Required work ::
Below are records. Copy every line with "membres" in it.

-.-.-

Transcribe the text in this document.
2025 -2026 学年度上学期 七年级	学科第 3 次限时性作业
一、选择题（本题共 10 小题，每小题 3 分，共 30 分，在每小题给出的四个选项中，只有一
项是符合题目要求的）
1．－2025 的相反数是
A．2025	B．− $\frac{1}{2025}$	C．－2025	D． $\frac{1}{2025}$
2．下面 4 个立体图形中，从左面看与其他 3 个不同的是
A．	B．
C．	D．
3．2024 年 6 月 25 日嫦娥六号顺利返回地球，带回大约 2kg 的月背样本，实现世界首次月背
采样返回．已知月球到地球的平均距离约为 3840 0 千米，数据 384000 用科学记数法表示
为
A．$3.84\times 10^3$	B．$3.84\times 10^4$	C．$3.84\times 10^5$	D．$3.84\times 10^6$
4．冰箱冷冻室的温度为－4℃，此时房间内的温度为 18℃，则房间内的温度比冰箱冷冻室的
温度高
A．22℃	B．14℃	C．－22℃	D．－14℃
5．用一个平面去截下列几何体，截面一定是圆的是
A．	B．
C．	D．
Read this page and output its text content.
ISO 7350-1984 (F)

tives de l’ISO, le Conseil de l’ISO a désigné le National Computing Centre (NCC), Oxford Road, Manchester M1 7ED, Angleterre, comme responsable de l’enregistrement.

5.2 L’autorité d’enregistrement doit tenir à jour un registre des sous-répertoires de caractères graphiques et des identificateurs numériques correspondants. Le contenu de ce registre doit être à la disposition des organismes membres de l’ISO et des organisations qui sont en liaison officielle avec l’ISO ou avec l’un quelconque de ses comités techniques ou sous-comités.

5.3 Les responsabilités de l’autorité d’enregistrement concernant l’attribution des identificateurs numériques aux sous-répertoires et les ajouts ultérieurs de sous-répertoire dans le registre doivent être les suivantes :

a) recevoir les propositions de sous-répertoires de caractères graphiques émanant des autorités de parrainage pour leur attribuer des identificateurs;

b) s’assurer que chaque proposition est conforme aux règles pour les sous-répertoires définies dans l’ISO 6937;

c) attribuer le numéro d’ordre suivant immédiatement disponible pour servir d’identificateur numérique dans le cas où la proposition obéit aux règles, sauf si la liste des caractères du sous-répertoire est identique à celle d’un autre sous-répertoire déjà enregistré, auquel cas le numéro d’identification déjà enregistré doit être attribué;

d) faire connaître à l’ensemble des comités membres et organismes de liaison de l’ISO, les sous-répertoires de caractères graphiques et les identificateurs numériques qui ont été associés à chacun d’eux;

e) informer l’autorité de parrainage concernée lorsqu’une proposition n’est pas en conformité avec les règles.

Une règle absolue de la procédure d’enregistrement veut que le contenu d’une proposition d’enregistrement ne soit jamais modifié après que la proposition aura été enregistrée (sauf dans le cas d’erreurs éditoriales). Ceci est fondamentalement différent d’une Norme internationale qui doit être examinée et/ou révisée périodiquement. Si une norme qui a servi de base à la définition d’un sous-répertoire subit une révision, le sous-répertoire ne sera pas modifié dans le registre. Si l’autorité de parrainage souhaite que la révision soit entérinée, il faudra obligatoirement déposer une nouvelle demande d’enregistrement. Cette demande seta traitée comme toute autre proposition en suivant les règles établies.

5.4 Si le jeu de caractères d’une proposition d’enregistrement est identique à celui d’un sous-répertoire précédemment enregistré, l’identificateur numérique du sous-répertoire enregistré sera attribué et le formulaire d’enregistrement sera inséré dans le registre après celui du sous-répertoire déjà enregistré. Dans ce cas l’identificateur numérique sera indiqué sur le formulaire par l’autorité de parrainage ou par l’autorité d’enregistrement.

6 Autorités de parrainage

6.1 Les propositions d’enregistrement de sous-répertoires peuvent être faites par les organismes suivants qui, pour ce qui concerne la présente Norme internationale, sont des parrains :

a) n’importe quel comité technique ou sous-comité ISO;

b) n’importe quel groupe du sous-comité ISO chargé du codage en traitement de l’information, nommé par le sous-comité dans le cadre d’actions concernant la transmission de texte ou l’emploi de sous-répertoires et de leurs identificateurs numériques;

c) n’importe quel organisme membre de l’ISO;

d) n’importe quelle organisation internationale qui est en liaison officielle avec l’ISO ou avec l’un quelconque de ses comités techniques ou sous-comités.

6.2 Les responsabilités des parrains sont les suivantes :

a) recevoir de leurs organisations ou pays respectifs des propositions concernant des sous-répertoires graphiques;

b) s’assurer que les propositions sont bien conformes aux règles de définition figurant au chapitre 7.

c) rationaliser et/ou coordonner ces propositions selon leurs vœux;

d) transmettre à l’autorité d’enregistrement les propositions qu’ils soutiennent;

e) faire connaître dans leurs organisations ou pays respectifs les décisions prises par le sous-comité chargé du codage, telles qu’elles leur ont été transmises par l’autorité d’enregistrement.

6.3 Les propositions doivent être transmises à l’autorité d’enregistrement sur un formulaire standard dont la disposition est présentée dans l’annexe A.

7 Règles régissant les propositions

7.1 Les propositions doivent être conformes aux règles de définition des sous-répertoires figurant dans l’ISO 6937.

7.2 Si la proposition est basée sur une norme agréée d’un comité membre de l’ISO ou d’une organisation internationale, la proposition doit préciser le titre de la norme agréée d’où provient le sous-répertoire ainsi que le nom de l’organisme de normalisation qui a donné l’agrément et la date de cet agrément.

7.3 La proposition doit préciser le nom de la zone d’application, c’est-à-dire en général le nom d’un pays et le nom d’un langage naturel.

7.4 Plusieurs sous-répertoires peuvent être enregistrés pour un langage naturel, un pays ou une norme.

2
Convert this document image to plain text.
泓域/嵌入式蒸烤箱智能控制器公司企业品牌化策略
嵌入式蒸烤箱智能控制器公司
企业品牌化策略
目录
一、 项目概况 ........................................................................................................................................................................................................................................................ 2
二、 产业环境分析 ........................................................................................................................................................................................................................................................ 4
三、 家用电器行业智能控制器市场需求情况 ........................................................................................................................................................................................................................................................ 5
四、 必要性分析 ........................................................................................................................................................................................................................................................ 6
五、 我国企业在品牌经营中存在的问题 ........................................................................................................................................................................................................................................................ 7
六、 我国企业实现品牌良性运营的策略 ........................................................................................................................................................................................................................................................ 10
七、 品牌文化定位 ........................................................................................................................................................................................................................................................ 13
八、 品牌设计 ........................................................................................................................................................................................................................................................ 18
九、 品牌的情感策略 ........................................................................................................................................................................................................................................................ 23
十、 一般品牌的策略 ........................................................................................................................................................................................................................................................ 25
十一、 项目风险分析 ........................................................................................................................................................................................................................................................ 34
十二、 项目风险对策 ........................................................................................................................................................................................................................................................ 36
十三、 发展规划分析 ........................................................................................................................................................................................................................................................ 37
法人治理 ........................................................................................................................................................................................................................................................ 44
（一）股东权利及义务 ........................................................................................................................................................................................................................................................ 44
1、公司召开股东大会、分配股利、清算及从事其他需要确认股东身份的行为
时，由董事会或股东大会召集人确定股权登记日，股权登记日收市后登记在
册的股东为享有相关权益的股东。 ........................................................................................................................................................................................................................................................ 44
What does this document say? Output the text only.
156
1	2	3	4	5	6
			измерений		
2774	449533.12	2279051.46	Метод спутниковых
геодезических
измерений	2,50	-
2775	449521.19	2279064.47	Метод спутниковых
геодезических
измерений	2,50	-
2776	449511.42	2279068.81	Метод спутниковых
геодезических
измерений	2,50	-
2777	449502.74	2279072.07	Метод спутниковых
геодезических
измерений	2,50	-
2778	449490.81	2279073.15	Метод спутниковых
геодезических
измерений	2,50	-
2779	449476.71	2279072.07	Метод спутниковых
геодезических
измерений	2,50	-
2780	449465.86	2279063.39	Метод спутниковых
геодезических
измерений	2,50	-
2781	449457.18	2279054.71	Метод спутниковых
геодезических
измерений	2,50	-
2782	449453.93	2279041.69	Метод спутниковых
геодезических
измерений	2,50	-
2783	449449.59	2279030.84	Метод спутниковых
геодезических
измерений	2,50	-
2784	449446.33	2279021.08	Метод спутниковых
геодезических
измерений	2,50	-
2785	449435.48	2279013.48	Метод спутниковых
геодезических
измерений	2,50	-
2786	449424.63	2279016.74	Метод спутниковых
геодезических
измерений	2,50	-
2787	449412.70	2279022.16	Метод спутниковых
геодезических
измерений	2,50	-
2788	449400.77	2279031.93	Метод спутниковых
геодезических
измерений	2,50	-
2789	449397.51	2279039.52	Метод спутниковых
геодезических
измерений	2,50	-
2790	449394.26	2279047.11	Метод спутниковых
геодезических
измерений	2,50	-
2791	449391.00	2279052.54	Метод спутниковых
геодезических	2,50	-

-.-.-

Answer to this problem ::
5.2 L’autorité d’enregistrement doit tenir à jour un registre des sous-répertoires de caractères graphiques et des identificateurs numériques correspondants. Le contenu de ce registre doit être à la disposition des organismes membres de l’ISO et des organisations qui sont en liaison officielle avec l’ISO ou avec l’un quelconque de ses comités techniques ou sous-comités.
d) faire connaître à l’ensemble des comités membres et organismes de liaison de l’ISO, les sous-répertoires de caractères graphiques et les identificateurs numériques qui ont été associés à chacun d’eux;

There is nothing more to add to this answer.